> [WRITTEN PROBLEM]:
Check each line for the string "this", then give only how many lines have it.

Data records:
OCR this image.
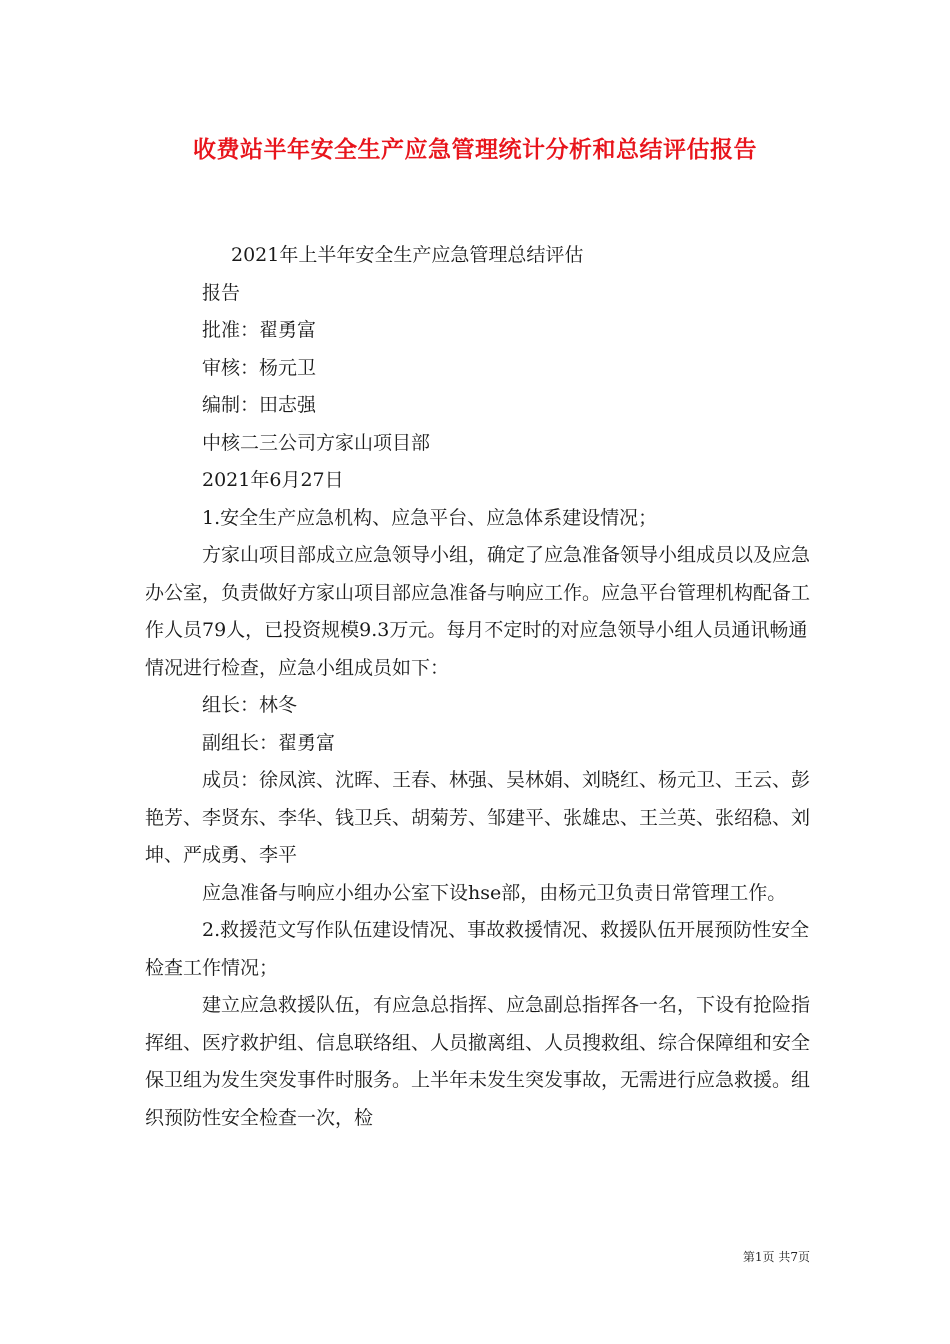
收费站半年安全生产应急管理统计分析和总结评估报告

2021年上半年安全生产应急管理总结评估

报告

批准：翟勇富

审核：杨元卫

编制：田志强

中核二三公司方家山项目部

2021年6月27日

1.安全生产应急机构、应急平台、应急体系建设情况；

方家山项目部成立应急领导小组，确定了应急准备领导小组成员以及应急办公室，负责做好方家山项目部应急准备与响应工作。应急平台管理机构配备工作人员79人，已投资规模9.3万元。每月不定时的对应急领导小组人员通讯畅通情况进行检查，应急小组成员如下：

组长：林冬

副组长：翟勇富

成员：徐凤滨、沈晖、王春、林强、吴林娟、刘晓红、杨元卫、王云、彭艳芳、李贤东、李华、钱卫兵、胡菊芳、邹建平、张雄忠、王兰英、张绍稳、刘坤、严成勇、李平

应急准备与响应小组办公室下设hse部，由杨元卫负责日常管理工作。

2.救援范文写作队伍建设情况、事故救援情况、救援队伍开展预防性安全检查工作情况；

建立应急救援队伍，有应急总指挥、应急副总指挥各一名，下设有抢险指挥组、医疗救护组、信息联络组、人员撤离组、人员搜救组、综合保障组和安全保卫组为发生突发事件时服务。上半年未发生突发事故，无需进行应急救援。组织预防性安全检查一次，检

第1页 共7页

---

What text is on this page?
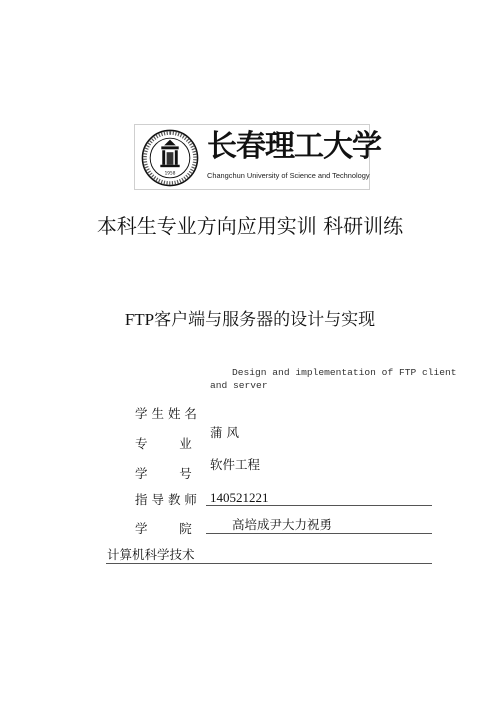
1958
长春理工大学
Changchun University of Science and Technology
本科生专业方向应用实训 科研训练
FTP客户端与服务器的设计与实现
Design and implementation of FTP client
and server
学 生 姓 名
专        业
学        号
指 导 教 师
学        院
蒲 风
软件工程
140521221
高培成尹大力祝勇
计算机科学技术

> [WRITTEN SOLUTION]:
2